WORK INSTRUCTIONS:
A. Summarize the account of the unrest in Tunisia below in two sentences.
B. Carry the account of the unrest in Tunisia forward, starting right after its final sentence.

EXCERPT:
It was predictable, it was foreseen and it happened: Tunisia exploded from below on Monday, the 8th of January.
In all parts of the country, marginalised youths attacked police stations, supermarkets, authorities – tax centres, municipalities, governorates - and blocked trains, and clashed with police and the military, who made generous use of tear gas. A 43-year-old man, Khomsi Yafreni, was killed in Tebourba on Monday night and his funeral on Tuesday gave rise to further clashes. The Interior Ministry has denied that he was killed by the police. 800 "rioters" were arrested. The reaction of the government and the official media was lamentably unanimous: they did not speak of protests, but of riots instigated by thugs and bandits. "There are no protests at night", was the sentence issued by Prime Minister Youssef Chahedh, who promised that "2018 will be the last difficult year for Tunisia". We would like to believe it.

INFORMATION SUPPLIED:

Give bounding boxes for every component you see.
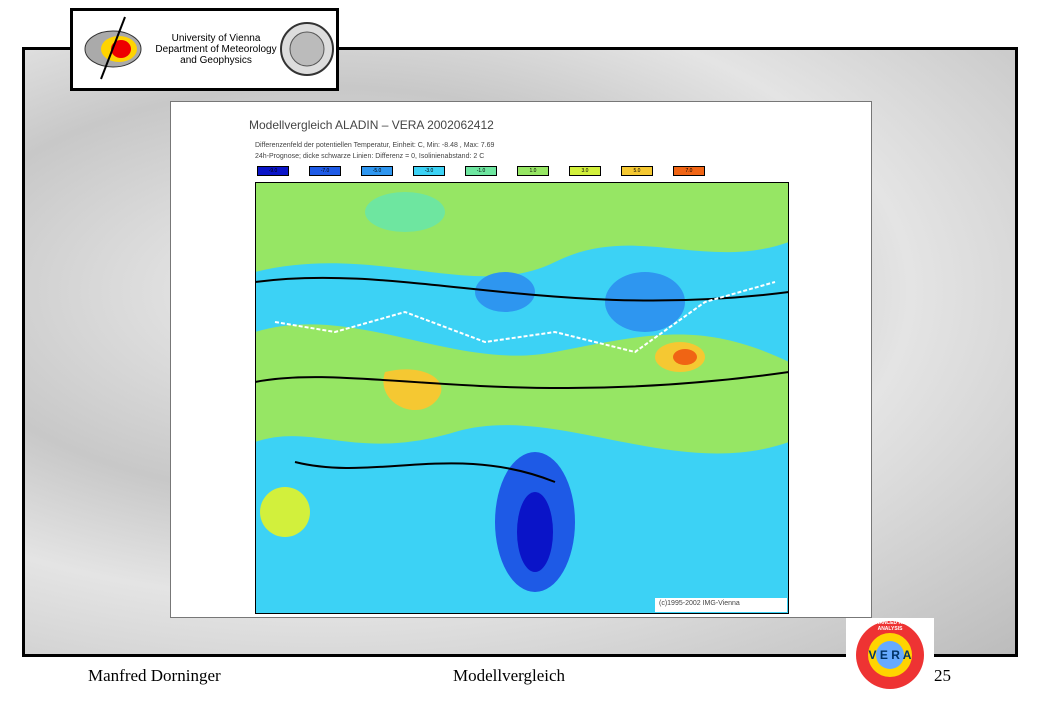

RESULTS OF THE EXERCISE:
A. On Monday, January 8, marginalized youths across Tunisia attacked police stations, supermarkets and government offices, blocked trains and clashed with police and the military, and a 43-year-old man, Khomsi Yafreni, was killed in Tebourba, though the Interior Ministry denied that police killed him. The government and official media called the events riots instigated by thugs and bandits rather than protests, 800 people were arrested, and Prime Minister Youssef Chahedh promised that 2018 would be the last difficult year for Tunisia.

B.
The smouldering fire was re-sparked by the enactment of the 2018 Finance Act, which raise the cost of living from 20 to 30%. Everything is increasing: direct and indirect taxes, VAT, consumption taxes, customs taxes, wage taxes. In short, an austerity programme in the purest style of the World Bank. At the beginning of the year, Youssef Chahed called upon the Tunisians to make sacrifices to correct the situation, taking the example of Portugal, whose Socialist Prime Minister, Antonio Costa, visited him last November. Did the two men not have access to competent interpreters? In any case, Chahed, like his media supporters, seems to totally ignore, that since the elections of 2015, Portugal, governed by the left, has put an end to austerity measures.
The justification for these increases causing widespread anger is the fiscal deficit. There are several reasons for this deficit.
Of course, there is the collapse of the tourist industry following the terrorist attacks of Bardo and Sousse. But this decline in mass tourism had already begun from the start of the 2010-2011 revolution. European tourist agencies began to discourage Tunisia as a destination, making more enticing sparkling offers: Greece where the crisis has slashed prices, and Morocco, whose stability was touted. Russian and Eastern European tourists have not filled the deficit of German, Italian, Belgian and French tourists. Chinese tourists are long overdue: the agreement concluded by the Tunisian Troika government and Erdogan's Turkey with China to bring yuan holders to both countries, never became a tangible reality. Terrorism has only accelerated the decline of a tourist industry focused on silly tanning in nightmarish concrete complexes that no longer attract Europeans, young and old, who increasingly aspire to "smart" tourism which puts them in touch with the real society of the country where they are going to spend their holidays.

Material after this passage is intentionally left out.